* begin Input records *
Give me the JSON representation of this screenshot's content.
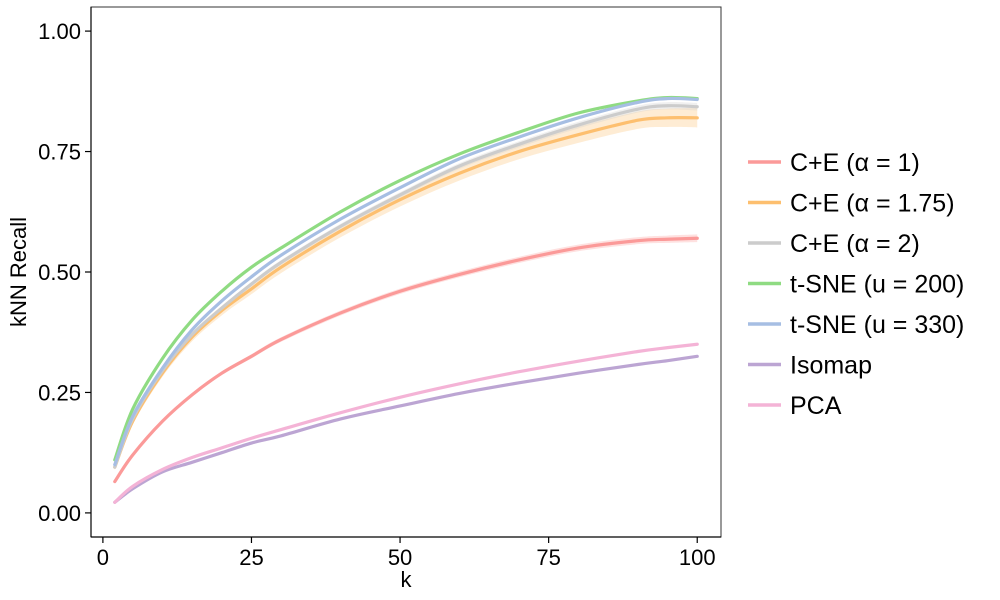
{
  "chart_data": {
    "type": "line",
    "xlabel": "k",
    "ylabel": "kNN Recall",
    "xlim": [
      -2,
      104
    ],
    "ylim": [
      -0.05,
      1.05
    ],
    "x_ticks": [
      0,
      25,
      50,
      75,
      100
    ],
    "x_tick_labels": [
      "0",
      "25",
      "50",
      "75",
      "100"
    ],
    "y_ticks": [
      0,
      0.25,
      0.5,
      0.75,
      1
    ],
    "y_tick_labels": [
      "0.00",
      "0.25",
      "0.50",
      "0.75",
      "1.00"
    ],
    "grid": false,
    "legend_position": "right",
    "x": [
      2,
      5,
      10,
      15,
      20,
      25,
      30,
      40,
      50,
      60,
      70,
      80,
      90,
      95,
      100
    ],
    "series": [
      {
        "name": "C+E (α = 1)",
        "color": "#FB9A99",
        "values": [
          0.065,
          0.12,
          0.19,
          0.245,
          0.29,
          0.325,
          0.36,
          0.415,
          0.46,
          0.495,
          0.525,
          0.55,
          0.565,
          0.568,
          0.57
        ],
        "band": 0.008
      },
      {
        "name": "C+E (α = 1.75)",
        "color": "#FDBF6F",
        "values": [
          0.095,
          0.19,
          0.29,
          0.365,
          0.42,
          0.465,
          0.51,
          0.585,
          0.65,
          0.705,
          0.75,
          0.785,
          0.815,
          0.82,
          0.82
        ],
        "band": 0.02
      },
      {
        "name": "C+E (α = 2)",
        "color": "#CCCCCC",
        "values": [
          0.095,
          0.195,
          0.295,
          0.37,
          0.425,
          0.475,
          0.52,
          0.595,
          0.66,
          0.72,
          0.765,
          0.805,
          0.838,
          0.845,
          0.843
        ],
        "band": 0.008
      },
      {
        "name": "t-SNE (u = 200)",
        "color": "#8FDB82",
        "values": [
          0.11,
          0.215,
          0.32,
          0.4,
          0.46,
          0.51,
          0.55,
          0.625,
          0.69,
          0.745,
          0.79,
          0.83,
          0.855,
          0.862,
          0.86
        ],
        "band": 0
      },
      {
        "name": "t-SNE (u = 330)",
        "color": "#A6BEE3",
        "values": [
          0.1,
          0.2,
          0.3,
          0.38,
          0.44,
          0.49,
          0.535,
          0.61,
          0.675,
          0.735,
          0.78,
          0.82,
          0.852,
          0.86,
          0.858
        ],
        "band": 0
      },
      {
        "name": "Isomap",
        "color": "#BCA5D3",
        "values": [
          0.022,
          0.05,
          0.085,
          0.105,
          0.125,
          0.145,
          0.16,
          0.195,
          0.222,
          0.248,
          0.27,
          0.29,
          0.308,
          0.316,
          0.325
        ],
        "band": 0
      },
      {
        "name": "PCA",
        "color": "#F4B3D6",
        "values": [
          0.022,
          0.055,
          0.09,
          0.115,
          0.135,
          0.155,
          0.173,
          0.208,
          0.24,
          0.268,
          0.293,
          0.315,
          0.335,
          0.343,
          0.35
        ],
        "band": 0
      }
    ]
  }
}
* end Input records *
→ **Prompt**:
Retype all of the entries exactly as written, leaving out any images.

→ **Answer to the problem**:
Give me the JSON representation of this screenshot's content.
{
  "chart_data": {
    "type": "line",
    "xlabel": "k",
    "ylabel": "kNN Recall",
    "xlim": [
      -2,
      104
    ],
    "ylim": [
      -0.05,
      1.05
    ],
    "x_ticks": [
      0,
      25,
      50,
      75,
      100
    ],
    "x_tick_labels": [
      "0",
      "25",
      "50",
      "75",
      "100"
    ],
    "y_ticks": [
      0,
      0.25,
      0.5,
      0.75,
      1
    ],
    "y_tick_labels": [
      "0.00",
      "0.25",
      "0.50",
      "0.75",
      "1.00"
    ],
    "grid": false,
    "legend_position": "right",
    "x": [
      2,
      5,
      10,
      15,
      20,
      25,
      30,
      40,
      50,
      60,
      70,
      80,
      90,
      95,
      100
    ],
    "series": [
      {
        "name": "C+E (α = 1)",
        "color": "#FB9A99",
        "values": [
          0.065,
          0.12,
          0.19,
          0.245,
          0.29,
          0.325,
          0.36,
          0.415,
          0.46,
          0.495,
          0.525,
          0.55,
          0.565,
          0.568,
          0.57
        ],
        "band": 0.008
      },
      {
        "name": "C+E (α = 1.75)",
        "color": "#FDBF6F",
        "values": [
          0.095,
          0.19,
          0.29,
          0.365,
          0.42,
          0.465,
          0.51,
          0.585,
          0.65,
          0.705,
          0.75,
          0.785,
          0.815,
          0.82,
          0.82
        ],
        "band": 0.02
      },
      {
        "name": "C+E (α = 2)",
        "color": "#CCCCCC",
        "values": [
          0.095,
          0.195,
          0.295,
          0.37,
          0.425,
          0.475,
          0.52,
          0.595,
          0.66,
          0.72,
          0.765,
          0.805,
          0.838,
          0.845,
          0.843
        ],
        "band": 0.008
      },
      {
        "name": "t-SNE (u = 200)",
        "color": "#8FDB82",
        "values": [
          0.11,
          0.215,
          0.32,
          0.4,
          0.46,
          0.51,
          0.55,
          0.625,
          0.69,
          0.745,
          0.79,
          0.83,
          0.855,
          0.862,
          0.86
        ],
        "band": 0
      },
      {
        "name": "t-SNE (u = 330)",
        "color": "#A6BEE3",
        "values": [
          0.1,
          0.2,
          0.3,
          0.38,
          0.44,
          0.49,
          0.535,
          0.61,
          0.675,
          0.735,
          0.78,
          0.82,
          0.852,
          0.86,
          0.858
        ],
        "band": 0
      },
      {
        "name": "Isomap",
        "color": "#BCA5D3",
        "values": [
          0.022,
          0.05,
          0.085,
          0.105,
          0.125,
          0.145,
          0.16,
          0.195,
          0.222,
          0.248,
          0.27,
          0.29,
          0.308,
          0.316,
          0.325
        ],
        "band": 0
      },
      {
        "name": "PCA",
        "color": "#F4B3D6",
        "values": [
          0.022,
          0.055,
          0.09,
          0.115,
          0.135,
          0.155,
          0.173,
          0.208,
          0.24,
          0.268,
          0.293,
          0.315,
          0.335,
          0.343,
          0.35
        ],
        "band": 0
      }
    ]
  }
}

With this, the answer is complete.